Dataset listings of figures

======

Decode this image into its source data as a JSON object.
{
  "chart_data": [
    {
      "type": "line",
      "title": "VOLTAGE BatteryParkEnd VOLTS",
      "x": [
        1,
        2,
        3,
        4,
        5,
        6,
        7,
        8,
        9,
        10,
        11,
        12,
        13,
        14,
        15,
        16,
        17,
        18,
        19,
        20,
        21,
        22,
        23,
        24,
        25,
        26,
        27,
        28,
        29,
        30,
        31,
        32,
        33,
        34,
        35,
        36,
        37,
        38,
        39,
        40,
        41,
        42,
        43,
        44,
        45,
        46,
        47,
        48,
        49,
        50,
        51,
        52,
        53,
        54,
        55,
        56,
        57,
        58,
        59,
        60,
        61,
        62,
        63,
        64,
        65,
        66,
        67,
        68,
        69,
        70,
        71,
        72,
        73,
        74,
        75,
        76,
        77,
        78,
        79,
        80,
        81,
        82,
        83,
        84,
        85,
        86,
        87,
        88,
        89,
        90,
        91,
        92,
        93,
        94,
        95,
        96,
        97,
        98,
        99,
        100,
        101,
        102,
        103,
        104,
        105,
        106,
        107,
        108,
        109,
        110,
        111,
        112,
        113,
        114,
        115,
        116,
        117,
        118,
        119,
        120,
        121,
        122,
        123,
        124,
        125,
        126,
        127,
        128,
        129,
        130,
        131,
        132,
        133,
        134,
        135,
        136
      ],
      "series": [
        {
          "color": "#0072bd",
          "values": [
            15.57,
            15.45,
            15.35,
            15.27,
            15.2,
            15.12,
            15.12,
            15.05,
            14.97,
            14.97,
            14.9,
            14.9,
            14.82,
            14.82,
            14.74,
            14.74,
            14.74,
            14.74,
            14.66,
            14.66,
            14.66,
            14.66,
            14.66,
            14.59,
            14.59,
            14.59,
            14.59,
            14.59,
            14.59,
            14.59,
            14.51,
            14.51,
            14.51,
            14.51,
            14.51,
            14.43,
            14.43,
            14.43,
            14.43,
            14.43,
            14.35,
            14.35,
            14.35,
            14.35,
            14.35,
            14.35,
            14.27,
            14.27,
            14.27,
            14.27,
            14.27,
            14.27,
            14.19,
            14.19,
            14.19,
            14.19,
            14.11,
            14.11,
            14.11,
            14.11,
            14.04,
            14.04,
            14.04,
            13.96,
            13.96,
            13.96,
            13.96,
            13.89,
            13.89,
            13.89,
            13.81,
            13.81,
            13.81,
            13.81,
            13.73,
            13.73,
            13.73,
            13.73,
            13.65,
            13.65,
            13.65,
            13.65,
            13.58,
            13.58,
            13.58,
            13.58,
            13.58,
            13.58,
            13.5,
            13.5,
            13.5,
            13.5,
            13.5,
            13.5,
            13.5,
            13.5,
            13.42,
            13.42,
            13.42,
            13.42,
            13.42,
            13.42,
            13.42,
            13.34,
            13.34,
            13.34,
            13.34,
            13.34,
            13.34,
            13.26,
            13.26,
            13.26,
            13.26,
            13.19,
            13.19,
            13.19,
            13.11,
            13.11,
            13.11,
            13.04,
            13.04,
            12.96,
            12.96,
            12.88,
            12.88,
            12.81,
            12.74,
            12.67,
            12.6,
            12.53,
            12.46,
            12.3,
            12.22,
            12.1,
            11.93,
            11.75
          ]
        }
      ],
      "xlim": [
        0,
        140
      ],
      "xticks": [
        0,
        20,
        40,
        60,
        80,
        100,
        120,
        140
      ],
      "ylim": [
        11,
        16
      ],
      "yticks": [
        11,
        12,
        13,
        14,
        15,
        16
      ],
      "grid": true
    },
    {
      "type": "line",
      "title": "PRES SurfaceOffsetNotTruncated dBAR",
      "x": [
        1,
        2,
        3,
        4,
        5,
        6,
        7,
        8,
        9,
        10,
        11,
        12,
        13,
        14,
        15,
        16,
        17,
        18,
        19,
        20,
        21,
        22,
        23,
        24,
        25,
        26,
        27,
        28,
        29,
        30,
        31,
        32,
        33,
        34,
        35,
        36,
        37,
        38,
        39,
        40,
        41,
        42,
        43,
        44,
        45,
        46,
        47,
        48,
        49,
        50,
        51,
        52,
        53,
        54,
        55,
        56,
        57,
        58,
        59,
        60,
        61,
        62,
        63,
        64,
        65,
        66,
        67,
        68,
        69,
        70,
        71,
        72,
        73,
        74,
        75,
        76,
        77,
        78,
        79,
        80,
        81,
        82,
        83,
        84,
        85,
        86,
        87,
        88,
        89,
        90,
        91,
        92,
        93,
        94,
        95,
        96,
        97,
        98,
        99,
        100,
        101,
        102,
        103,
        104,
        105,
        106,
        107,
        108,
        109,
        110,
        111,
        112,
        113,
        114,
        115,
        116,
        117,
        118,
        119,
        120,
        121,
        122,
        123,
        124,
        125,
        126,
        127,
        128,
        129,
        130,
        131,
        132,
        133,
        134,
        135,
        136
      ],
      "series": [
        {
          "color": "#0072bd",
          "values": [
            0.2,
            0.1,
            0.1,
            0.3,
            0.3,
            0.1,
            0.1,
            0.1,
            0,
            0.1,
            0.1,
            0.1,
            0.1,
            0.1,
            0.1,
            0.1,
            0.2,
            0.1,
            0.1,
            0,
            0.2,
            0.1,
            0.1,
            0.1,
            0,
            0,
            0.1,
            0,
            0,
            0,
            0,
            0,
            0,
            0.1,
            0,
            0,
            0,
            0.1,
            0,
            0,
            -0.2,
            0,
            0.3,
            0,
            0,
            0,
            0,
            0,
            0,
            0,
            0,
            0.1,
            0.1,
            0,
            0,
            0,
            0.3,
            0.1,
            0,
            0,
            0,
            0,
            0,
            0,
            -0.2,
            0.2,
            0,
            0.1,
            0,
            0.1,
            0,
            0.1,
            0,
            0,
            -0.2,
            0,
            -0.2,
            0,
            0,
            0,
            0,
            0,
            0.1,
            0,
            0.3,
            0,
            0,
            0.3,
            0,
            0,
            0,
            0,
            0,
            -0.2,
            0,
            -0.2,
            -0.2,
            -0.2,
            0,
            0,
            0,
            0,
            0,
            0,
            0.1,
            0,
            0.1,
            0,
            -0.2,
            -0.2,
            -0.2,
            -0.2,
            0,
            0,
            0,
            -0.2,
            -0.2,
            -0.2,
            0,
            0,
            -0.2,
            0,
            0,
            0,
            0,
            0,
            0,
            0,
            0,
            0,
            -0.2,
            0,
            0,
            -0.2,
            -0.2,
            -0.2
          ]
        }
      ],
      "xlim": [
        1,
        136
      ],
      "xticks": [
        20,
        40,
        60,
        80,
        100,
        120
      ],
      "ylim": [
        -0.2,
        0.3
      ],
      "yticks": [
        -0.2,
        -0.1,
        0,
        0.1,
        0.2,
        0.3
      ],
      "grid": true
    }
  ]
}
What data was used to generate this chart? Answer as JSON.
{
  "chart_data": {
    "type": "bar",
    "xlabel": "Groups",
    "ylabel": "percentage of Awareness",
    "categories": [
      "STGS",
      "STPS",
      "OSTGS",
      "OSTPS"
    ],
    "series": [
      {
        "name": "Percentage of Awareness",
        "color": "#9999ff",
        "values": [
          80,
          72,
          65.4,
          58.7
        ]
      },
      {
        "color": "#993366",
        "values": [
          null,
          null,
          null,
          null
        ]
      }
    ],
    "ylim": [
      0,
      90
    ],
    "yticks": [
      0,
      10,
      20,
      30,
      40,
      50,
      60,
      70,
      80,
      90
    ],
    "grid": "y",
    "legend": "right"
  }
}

======

**Written problem:** Write the lines out verbatim, from the one with "What data was" through the last line of the entries, and stop there.

**Answer to the task:**
What data was used to generate this chart? Answer as JSON.
{
  "chart_data": {
    "type": "bar",
    "xlabel": "Groups",
    "ylabel": "percentage of Awareness",
    "categories": [
      "STGS",
      "STPS",
      "OSTGS",
      "OSTPS"
    ],
    "series": [
      {
        "name": "Percentage of Awareness",
        "color": "#9999ff",
        "values": [
          80,
          72,
          65.4,
          58.7
        ]
      },
      {
        "color": "#993366",
        "values": [
          null,
          null,
          null,
          null
        ]
      }
    ],
    "ylim": [
      0,
      90
    ],
    "yticks": [
      0,
      10,
      20,
      30,
      40,
      50,
      60,
      70,
      80,
      90
    ],
    "grid": "y",
    "legend": "right"
  }
}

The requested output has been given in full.